PROBLEM DESCRIPTION -
Images should be left out, and everything else in the listing reproduced exactly.

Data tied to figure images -
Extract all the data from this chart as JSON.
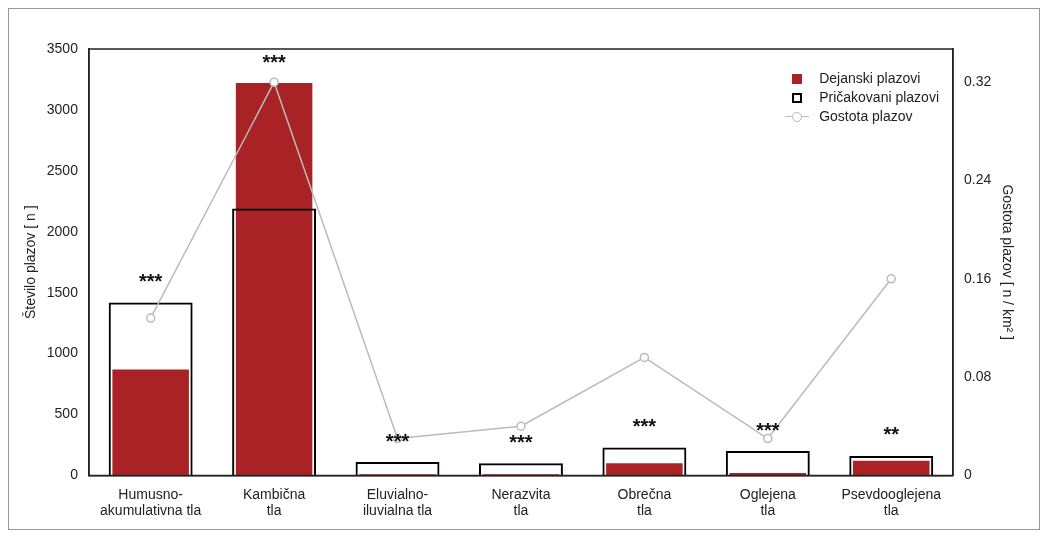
{
  "chart_data": {
    "type": "bar",
    "categories": [
      "Humusno-\nakumulativna tla",
      "Kambična\ntla",
      "Eluvialno-\niluvialna tla",
      "Nerazvita\ntla",
      "Obrečna\ntla",
      "Oglejena\ntla",
      "Psevdooglejena\ntla"
    ],
    "ylabel": "Število plazov [ n ]",
    "y2label": "Gostota plazov [ n / km² ]",
    "ylim": [
      0,
      3500
    ],
    "yticks": [
      0,
      500,
      1000,
      1500,
      2000,
      2500,
      3000,
      3500
    ],
    "y2lim": [
      0,
      0.347
    ],
    "y2ticks": [
      0,
      0.08,
      0.16,
      0.24,
      0.32
    ],
    "grid": false,
    "legend": "top right",
    "series": [
      {
        "name": "Dejanski plazovi",
        "color": "#a82226",
        "values": [
          870,
          3220,
          10,
          10,
          100,
          20,
          120
        ]
      },
      {
        "name": "Pričakovani plazovi",
        "color": "#000000",
        "values": [
          1420,
          2190,
          110,
          100,
          230,
          200,
          160
        ]
      },
      {
        "name": "Gostota plazov",
        "type": "line",
        "axis": "y2",
        "color": "#bbbbbb",
        "marker": "circle",
        "values": [
          0.128,
          0.32,
          0.03,
          0.04,
          0.096,
          0.03,
          0.16
        ]
      }
    ],
    "annotations": [
      "***",
      "***",
      "***",
      "***",
      "***",
      "***",
      "**"
    ]
  }
}
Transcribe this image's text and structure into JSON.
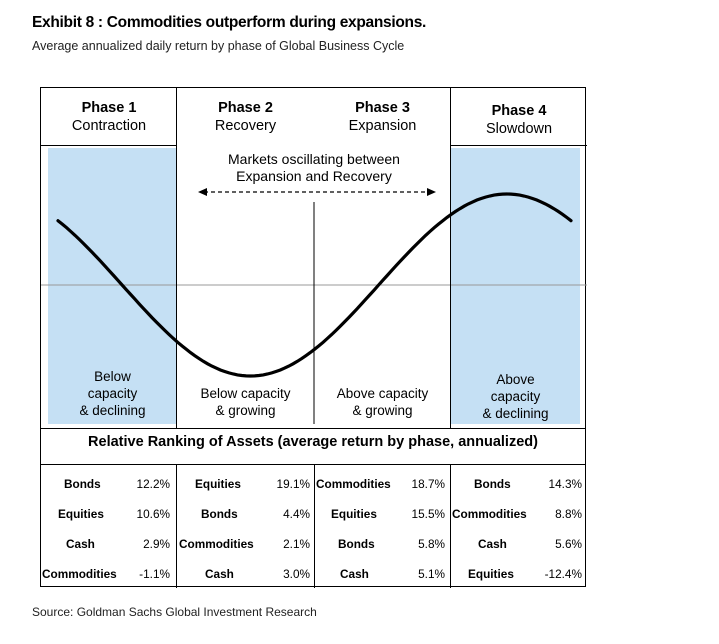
{
  "exhibit": {
    "title": "Exhibit 8 : Commodities outperform during expansions.",
    "subtitle": "Average annualized daily return by phase of Global Business Cycle",
    "source": "Source: Goldman Sachs Global Investment Research"
  },
  "phases": [
    {
      "name": "Phase 1",
      "label": "Contraction"
    },
    {
      "name": "Phase 2",
      "label": "Recovery"
    },
    {
      "name": "Phase 3",
      "label": "Expansion"
    },
    {
      "name": "Phase 4",
      "label": "Slowdown"
    }
  ],
  "oscillation_note": {
    "line1": "Markets oscillating between",
    "line2": "Expansion and Recovery"
  },
  "capacity_notes": [
    {
      "line1": "Below",
      "line2": "capacity",
      "line3": "& declining"
    },
    {
      "line1": "Below capacity",
      "line2": "& growing"
    },
    {
      "line1": "Above capacity",
      "line2": "& growing"
    },
    {
      "line1": "Above",
      "line2": "capacity",
      "line3": "& declining"
    }
  ],
  "ranking_title": "Relative Ranking of Assets (average return by phase, annualized)",
  "rankings": [
    [
      {
        "asset": "Bonds",
        "value": "12.2%"
      },
      {
        "asset": "Equities",
        "value": "10.6%"
      },
      {
        "asset": "Cash",
        "value": "2.9%"
      },
      {
        "asset": "Commodities",
        "value": "-1.1%"
      }
    ],
    [
      {
        "asset": "Equities",
        "value": "19.1%"
      },
      {
        "asset": "Bonds",
        "value": "4.4%"
      },
      {
        "asset": "Commodities",
        "value": "2.1%"
      },
      {
        "asset": "Cash",
        "value": "3.0%"
      }
    ],
    [
      {
        "asset": "Commodities",
        "value": "18.7%"
      },
      {
        "asset": "Equities",
        "value": "15.5%"
      },
      {
        "asset": "Bonds",
        "value": "5.8%"
      },
      {
        "asset": "Cash",
        "value": "5.1%"
      }
    ],
    [
      {
        "asset": "Bonds",
        "value": "14.3%"
      },
      {
        "asset": "Commodities",
        "value": "8.8%"
      },
      {
        "asset": "Cash",
        "value": "5.6%"
      },
      {
        "asset": "Equities",
        "value": "-12.4%"
      }
    ]
  ],
  "colors": {
    "shade": "#c5e0f4",
    "curve": "#000000",
    "axis": "#999999"
  }
}
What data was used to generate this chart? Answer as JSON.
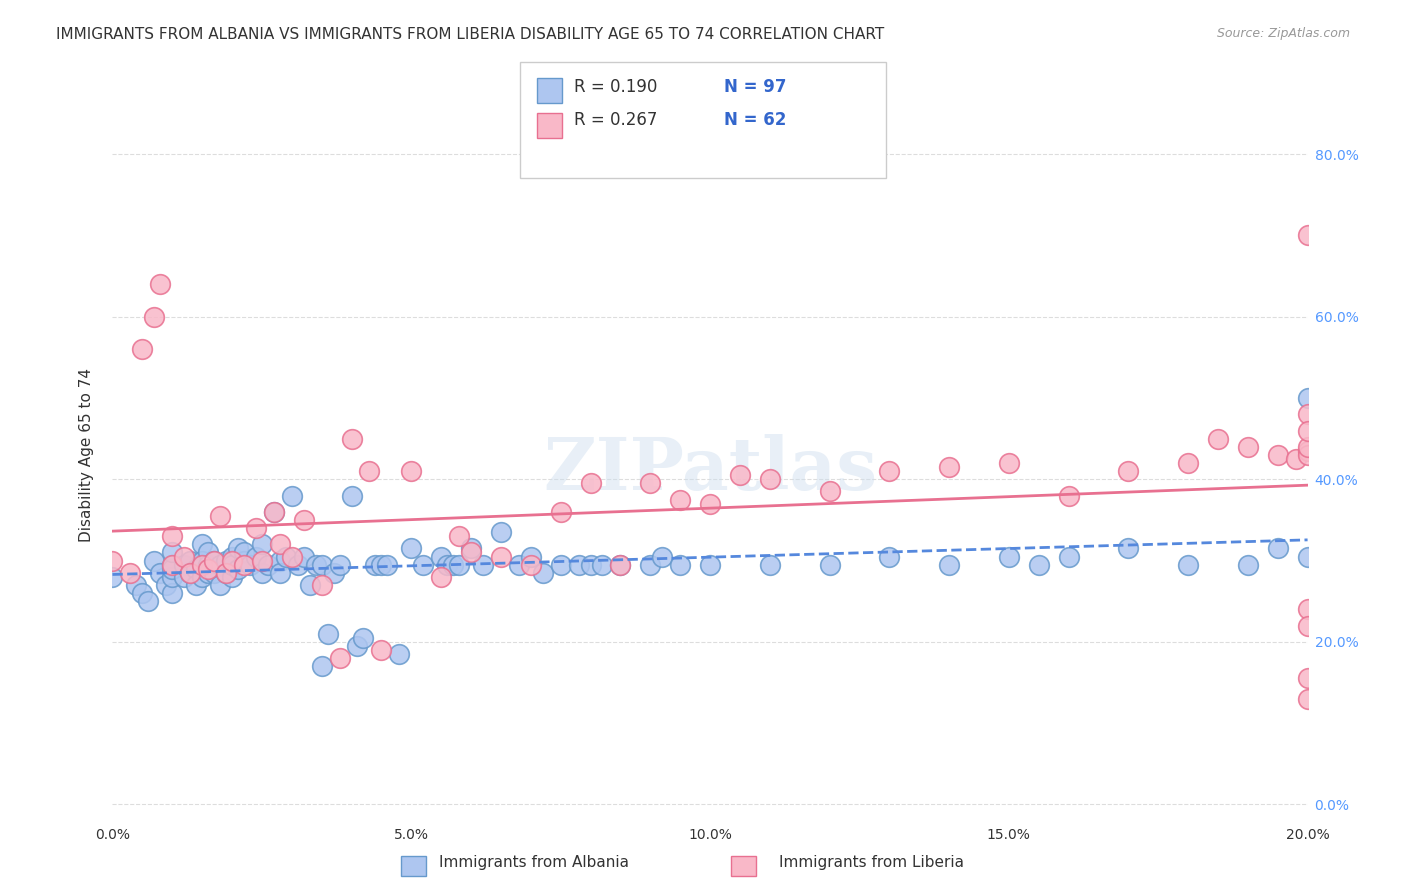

IN RESPONSE -
Extract all the data from this chart as JSON.
{
  "chart_data": {
    "type": "bar",
    "categories": [
      "Humusno-\nakumulativna tla",
      "Kambična\ntla",
      "Eluvialno-\niluvialna tla",
      "Nerazvita\ntla",
      "Obrečna\ntla",
      "Oglejena\ntla",
      "Psevdooglejena\ntla"
    ],
    "ylabel": "Število plazov [ n ]",
    "y2label": "Gostota plazov [ n / km² ]",
    "ylim": [
      0,
      3500
    ],
    "yticks": [
      0,
      500,
      1000,
      1500,
      2000,
      2500,
      3000,
      3500
    ],
    "y2lim": [
      0,
      0.347
    ],
    "y2ticks": [
      0,
      0.08,
      0.16,
      0.24,
      0.32
    ],
    "grid": false,
    "legend": "top right",
    "series": [
      {
        "name": "Dejanski plazovi",
        "color": "#a82226",
        "values": [
          870,
          3220,
          10,
          10,
          100,
          20,
          120
        ]
      },
      {
        "name": "Pričakovani plazovi",
        "color": "#000000",
        "values": [
          1420,
          2190,
          110,
          100,
          230,
          200,
          160
        ]
      },
      {
        "name": "Gostota plazov",
        "type": "line",
        "axis": "y2",
        "color": "#bbbbbb",
        "marker": "circle",
        "values": [
          0.128,
          0.32,
          0.03,
          0.04,
          0.096,
          0.03,
          0.16
        ]
      }
    ],
    "annotations": [
      "***",
      "***",
      "***",
      "***",
      "***",
      "***",
      "**"
    ]
  }
}
Transcribe this image's text and structure into JSON.
{
  "exhibit": {
    "title": "Exhibit 8 : Commodities outperform during expansions.",
    "subtitle": "Average annualized daily return by phase of Global Business Cycle",
    "source": "Source: Goldman Sachs Global Investment Research"
  },
  "phases": [
    {
      "name": "Phase 1",
      "label": "Contraction"
    },
    {
      "name": "Phase 2",
      "label": "Recovery"
    },
    {
      "name": "Phase 3",
      "label": "Expansion"
    },
    {
      "name": "Phase 4",
      "label": "Slowdown"
    }
  ],
  "oscillation_note": {
    "line1": "Markets oscillating between",
    "line2": "Expansion and Recovery"
  },
  "capacity_notes": [
    {
      "line1": "Below",
      "line2": "capacity",
      "line3": "& declining"
    },
    {
      "line1": "Below capacity",
      "line2": "& growing"
    },
    {
      "line1": "Above capacity",
      "line2": "& growing"
    },
    {
      "line1": "Above",
      "line2": "capacity",
      "line3": "& declining"
    }
  ],
  "ranking_title": "Relative Ranking of Assets (average return by phase, annualized)",
  "rankings": [
    [
      {
        "asset": "Bonds",
        "value": "12.2%"
      },
      {
        "asset": "Equities",
        "value": "10.6%"
      },
      {
        "asset": "Cash",
        "value": "2.9%"
      },
      {
        "asset": "Commodities",
        "value": "-1.1%"
      }
    ],
    [
      {
        "asset": "Equities",
        "value": "19.1%"
      },
      {
        "asset": "Bonds",
        "value": "4.4%"
      },
      {
        "asset": "Commodities",
        "value": "2.1%"
      },
      {
        "asset": "Cash",
        "value": "3.0%"
      }
    ],
    [
      {
        "asset": "Commodities",
        "value": "18.7%"
      },
      {
        "asset": "Equities",
        "value": "15.5%"
      },
      {
        "asset": "Bonds",
        "value": "5.8%"
      },
      {
        "asset": "Cash",
        "value": "5.1%"
      }
    ],
    [
      {
        "asset": "Bonds",
        "value": "14.3%"
      },
      {
        "asset": "Commodities",
        "value": "8.8%"
      },
      {
        "asset": "Cash",
        "value": "5.6%"
      },
      {
        "asset": "Equities",
        "value": "-12.4%"
      }
    ]
  ],
  "colors": {
    "shade": "#c5e0f4",
    "curve": "#000000",
    "axis": "#999999"
  }
}
What data was used to generate this chart? Answer as JSON.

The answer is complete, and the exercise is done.